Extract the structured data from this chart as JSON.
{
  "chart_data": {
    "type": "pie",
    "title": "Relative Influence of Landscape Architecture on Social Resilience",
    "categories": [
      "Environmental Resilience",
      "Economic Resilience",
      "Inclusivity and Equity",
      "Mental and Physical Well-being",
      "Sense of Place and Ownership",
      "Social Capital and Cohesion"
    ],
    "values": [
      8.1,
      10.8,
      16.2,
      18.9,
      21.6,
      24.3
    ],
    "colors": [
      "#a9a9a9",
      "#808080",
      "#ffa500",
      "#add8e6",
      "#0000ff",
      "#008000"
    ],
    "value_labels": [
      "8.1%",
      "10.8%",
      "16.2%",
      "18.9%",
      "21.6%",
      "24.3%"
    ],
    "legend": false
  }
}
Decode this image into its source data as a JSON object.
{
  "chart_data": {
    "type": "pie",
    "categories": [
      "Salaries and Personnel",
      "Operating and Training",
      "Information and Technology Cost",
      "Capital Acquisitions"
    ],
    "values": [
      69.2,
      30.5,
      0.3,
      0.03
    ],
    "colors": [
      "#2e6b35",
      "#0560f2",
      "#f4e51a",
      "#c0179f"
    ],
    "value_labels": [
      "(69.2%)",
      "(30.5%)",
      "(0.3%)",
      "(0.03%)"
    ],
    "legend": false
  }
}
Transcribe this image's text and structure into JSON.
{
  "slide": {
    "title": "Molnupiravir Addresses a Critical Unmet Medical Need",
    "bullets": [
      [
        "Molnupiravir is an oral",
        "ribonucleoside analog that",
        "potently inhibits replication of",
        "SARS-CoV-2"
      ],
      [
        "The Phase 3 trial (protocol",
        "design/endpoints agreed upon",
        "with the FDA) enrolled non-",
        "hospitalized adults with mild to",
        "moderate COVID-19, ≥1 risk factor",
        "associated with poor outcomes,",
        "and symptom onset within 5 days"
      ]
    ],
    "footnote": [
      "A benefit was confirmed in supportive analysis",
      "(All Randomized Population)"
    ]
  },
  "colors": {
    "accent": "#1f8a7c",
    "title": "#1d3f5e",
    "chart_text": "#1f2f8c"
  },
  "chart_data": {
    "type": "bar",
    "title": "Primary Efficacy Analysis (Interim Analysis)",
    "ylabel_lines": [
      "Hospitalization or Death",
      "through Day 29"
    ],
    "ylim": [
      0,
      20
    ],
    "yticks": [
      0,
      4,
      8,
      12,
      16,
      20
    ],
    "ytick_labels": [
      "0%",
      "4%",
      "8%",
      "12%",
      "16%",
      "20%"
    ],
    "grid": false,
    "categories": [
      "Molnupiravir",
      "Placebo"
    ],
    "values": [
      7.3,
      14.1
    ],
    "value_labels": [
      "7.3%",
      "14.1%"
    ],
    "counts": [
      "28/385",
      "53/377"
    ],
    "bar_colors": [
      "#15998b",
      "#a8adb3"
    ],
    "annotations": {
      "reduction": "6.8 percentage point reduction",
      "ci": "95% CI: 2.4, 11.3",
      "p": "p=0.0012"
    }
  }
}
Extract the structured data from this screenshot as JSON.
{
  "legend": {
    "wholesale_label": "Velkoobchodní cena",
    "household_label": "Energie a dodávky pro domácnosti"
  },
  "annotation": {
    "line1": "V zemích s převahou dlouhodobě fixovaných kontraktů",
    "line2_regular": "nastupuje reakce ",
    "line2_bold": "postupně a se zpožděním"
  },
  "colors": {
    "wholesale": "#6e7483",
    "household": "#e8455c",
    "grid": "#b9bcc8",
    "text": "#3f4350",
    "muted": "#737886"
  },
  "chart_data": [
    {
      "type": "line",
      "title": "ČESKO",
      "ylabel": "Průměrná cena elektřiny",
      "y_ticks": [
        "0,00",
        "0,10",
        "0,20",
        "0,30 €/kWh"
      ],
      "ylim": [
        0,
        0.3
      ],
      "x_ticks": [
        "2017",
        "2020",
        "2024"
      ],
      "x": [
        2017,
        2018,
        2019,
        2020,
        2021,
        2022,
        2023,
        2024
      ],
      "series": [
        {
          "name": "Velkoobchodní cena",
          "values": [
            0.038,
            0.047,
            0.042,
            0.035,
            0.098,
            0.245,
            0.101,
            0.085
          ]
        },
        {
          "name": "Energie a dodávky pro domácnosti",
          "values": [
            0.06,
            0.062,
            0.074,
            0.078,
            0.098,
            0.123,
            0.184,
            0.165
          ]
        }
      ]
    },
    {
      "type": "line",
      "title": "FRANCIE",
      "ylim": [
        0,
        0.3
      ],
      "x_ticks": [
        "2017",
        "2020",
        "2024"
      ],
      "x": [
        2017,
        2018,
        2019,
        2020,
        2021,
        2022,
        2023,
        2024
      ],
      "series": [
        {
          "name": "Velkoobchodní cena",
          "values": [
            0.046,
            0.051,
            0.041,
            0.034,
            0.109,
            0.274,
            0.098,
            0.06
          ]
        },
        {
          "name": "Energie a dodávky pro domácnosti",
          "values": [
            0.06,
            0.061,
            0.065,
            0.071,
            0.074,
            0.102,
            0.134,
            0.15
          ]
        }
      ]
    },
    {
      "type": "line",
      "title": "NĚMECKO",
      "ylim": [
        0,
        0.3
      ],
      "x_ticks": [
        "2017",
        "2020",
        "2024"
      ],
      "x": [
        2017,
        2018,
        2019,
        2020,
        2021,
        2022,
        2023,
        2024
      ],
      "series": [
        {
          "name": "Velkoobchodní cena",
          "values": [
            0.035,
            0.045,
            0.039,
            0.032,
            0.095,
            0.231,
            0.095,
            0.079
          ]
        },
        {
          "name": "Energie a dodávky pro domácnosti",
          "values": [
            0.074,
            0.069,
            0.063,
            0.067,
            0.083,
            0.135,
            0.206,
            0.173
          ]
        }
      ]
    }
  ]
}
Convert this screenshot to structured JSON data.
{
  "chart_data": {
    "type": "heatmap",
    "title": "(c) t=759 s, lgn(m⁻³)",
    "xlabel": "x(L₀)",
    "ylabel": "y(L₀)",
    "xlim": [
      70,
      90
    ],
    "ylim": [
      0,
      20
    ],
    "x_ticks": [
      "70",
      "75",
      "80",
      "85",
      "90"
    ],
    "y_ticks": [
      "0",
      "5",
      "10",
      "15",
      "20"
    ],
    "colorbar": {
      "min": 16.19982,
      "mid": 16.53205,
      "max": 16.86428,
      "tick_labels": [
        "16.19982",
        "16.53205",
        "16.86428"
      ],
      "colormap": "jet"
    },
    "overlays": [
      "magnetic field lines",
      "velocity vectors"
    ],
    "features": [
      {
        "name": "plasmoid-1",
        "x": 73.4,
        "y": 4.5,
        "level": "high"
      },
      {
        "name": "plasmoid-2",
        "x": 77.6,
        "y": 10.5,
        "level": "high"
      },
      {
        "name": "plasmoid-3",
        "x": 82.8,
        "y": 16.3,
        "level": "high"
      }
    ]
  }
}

★ ★ ★ ★ ★ ★ ★

(Given exercise): Every line above needs to be retyped exactly.

(Finished task):
Extract the structured data from this chart as JSON.
{
  "chart_data": {
    "type": "pie",
    "title": "Relative Influence of Landscape Architecture on Social Resilience",
    "categories": [
      "Environmental Resilience",
      "Economic Resilience",
      "Inclusivity and Equity",
      "Mental and Physical Well-being",
      "Sense of Place and Ownership",
      "Social Capital and Cohesion"
    ],
    "values": [
      8.1,
      10.8,
      16.2,
      18.9,
      21.6,
      24.3
    ],
    "colors": [
      "#a9a9a9",
      "#808080",
      "#ffa500",
      "#add8e6",
      "#0000ff",
      "#008000"
    ],
    "value_labels": [
      "8.1%",
      "10.8%",
      "16.2%",
      "18.9%",
      "21.6%",
      "24.3%"
    ],
    "legend": false
  }
}
Decode this image into its source data as a JSON object.
{
  "chart_data": {
    "type": "pie",
    "categories": [
      "Salaries and Personnel",
      "Operating and Training",
      "Information and Technology Cost",
      "Capital Acquisitions"
    ],
    "values": [
      69.2,
      30.5,
      0.3,
      0.03
    ],
    "colors": [
      "#2e6b35",
      "#0560f2",
      "#f4e51a",
      "#c0179f"
    ],
    "value_labels": [
      "(69.2%)",
      "(30.5%)",
      "(0.3%)",
      "(0.03%)"
    ],
    "legend": false
  }
}
Transcribe this image's text and structure into JSON.
{
  "slide": {
    "title": "Molnupiravir Addresses a Critical Unmet Medical Need",
    "bullets": [
      [
        "Molnupiravir is an oral",
        "ribonucleoside analog that",
        "potently inhibits replication of",
        "SARS-CoV-2"
      ],
      [
        "The Phase 3 trial (protocol",
        "design/endpoints agreed upon",
        "with the FDA) enrolled non-",
        "hospitalized adults with mild to",
        "moderate COVID-19, ≥1 risk factor",
        "associated with poor outcomes,",
        "and symptom onset within 5 days"
      ]
    ],
    "footnote": [
      "A benefit was confirmed in supportive analysis",
      "(All Randomized Population)"
    ]
  },
  "colors": {
    "accent": "#1f8a7c",
    "title": "#1d3f5e",
    "chart_text": "#1f2f8c"
  },
  "chart_data": {
    "type": "bar",
    "title": "Primary Efficacy Analysis (Interim Analysis)",
    "ylabel_lines": [
      "Hospitalization or Death",
      "through Day 29"
    ],
    "ylim": [
      0,
      20
    ],
    "yticks": [
      0,
      4,
      8,
      12,
      16,
      20
    ],
    "ytick_labels": [
      "0%",
      "4%",
      "8%",
      "12%",
      "16%",
      "20%"
    ],
    "grid": false,
    "categories": [
      "Molnupiravir",
      "Placebo"
    ],
    "values": [
      7.3,
      14.1
    ],
    "value_labels": [
      "7.3%",
      "14.1%"
    ],
    "counts": [
      "28/385",
      "53/377"
    ],
    "bar_colors": [
      "#15998b",
      "#a8adb3"
    ],
    "annotations": {
      "reduction": "6.8 percentage point reduction",
      "ci": "95% CI: 2.4, 11.3",
      "p": "p=0.0012"
    }
  }
}
Extract the structured data from this screenshot as JSON.
{
  "legend": {
    "wholesale_label": "Velkoobchodní cena",
    "household_label": "Energie a dodávky pro domácnosti"
  },
  "annotation": {
    "line1": "V zemích s převahou dlouhodobě fixovaných kontraktů",
    "line2_regular": "nastupuje reakce ",
    "line2_bold": "postupně a se zpožděním"
  },
  "colors": {
    "wholesale": "#6e7483",
    "household": "#e8455c",
    "grid": "#b9bcc8",
    "text": "#3f4350",
    "muted": "#737886"
  },
  "chart_data": [
    {
      "type": "line",
      "title": "ČESKO",
      "ylabel": "Průměrná cena elektřiny",
      "y_ticks": [
        "0,00",
        "0,10",
        "0,20",
        "0,30 €/kWh"
      ],
      "ylim": [
        0,
        0.3
      ],
      "x_ticks": [
        "2017",
        "2020",
        "2024"
      ],
      "x": [
        2017,
        2018,
        2019,
        2020,
        2021,
        2022,
        2023,
        2024
      ],
      "series": [
        {
          "name": "Velkoobchodní cena",
          "values": [
            0.038,
            0.047,
            0.042,
            0.035,
            0.098,
            0.245,
            0.101,
            0.085
          ]
        },
        {
          "name": "Energie a dodávky pro domácnosti",
          "values": [
            0.06,
            0.062,
            0.074,
            0.078,
            0.098,
            0.123,
            0.184,
            0.165
          ]
        }
      ]
    },
    {
      "type": "line",
      "title": "FRANCIE",
      "ylim": [
        0,
        0.3
      ],
      "x_ticks": [
        "2017",
        "2020",
        "2024"
      ],
      "x": [
        2017,
        2018,
        2019,
        2020,
        2021,
        2022,
        2023,
        2024
      ],
      "series": [
        {
          "name": "Velkoobchodní cena",
          "values": [
            0.046,
            0.051,
            0.041,
            0.034,
            0.109,
            0.274,
            0.098,
            0.06
          ]
        },
        {
          "name": "Energie a dodávky pro domácnosti",
          "values": [
            0.06,
            0.061,
            0.065,
            0.071,
            0.074,
            0.102,
            0.134,
            0.15
          ]
        }
      ]
    },
    {
      "type": "line",
      "title": "NĚMECKO",
      "ylim": [
        0,
        0.3
      ],
      "x_ticks": [
        "2017",
        "2020",
        "2024"
      ],
      "x": [
        2017,
        2018,
        2019,
        2020,
        2021,
        2022,
        2023,
        2024
      ],
      "series": [
        {
          "name": "Velkoobchodní cena",
          "values": [
            0.035,
            0.045,
            0.039,
            0.032,
            0.095,
            0.231,
            0.095,
            0.079
          ]
        },
        {
          "name": "Energie a dodávky pro domácnosti",
          "values": [
            0.074,
            0.069,
            0.063,
            0.067,
            0.083,
            0.135,
            0.206,
            0.173
          ]
        }
      ]
    }
  ]
}
Convert this screenshot to structured JSON data.
{
  "chart_data": {
    "type": "heatmap",
    "title": "(c) t=759 s, lgn(m⁻³)",
    "xlabel": "x(L₀)",
    "ylabel": "y(L₀)",
    "xlim": [
      70,
      90
    ],
    "ylim": [
      0,
      20
    ],
    "x_ticks": [
      "70",
      "75",
      "80",
      "85",
      "90"
    ],
    "y_ticks": [
      "0",
      "5",
      "10",
      "15",
      "20"
    ],
    "colorbar": {
      "min": 16.19982,
      "mid": 16.53205,
      "max": 16.86428,
      "tick_labels": [
        "16.19982",
        "16.53205",
        "16.86428"
      ],
      "colormap": "jet"
    },
    "overlays": [
      "magnetic field lines",
      "velocity vectors"
    ],
    "features": [
      {
        "name": "plasmoid-1",
        "x": 73.4,
        "y": 4.5,
        "level": "high"
      },
      {
        "name": "plasmoid-2",
        "x": 77.6,
        "y": 10.5,
        "level": "high"
      },
      {
        "name": "plasmoid-3",
        "x": 82.8,
        "y": 16.3,
        "level": "high"
      }
    ]
  }
}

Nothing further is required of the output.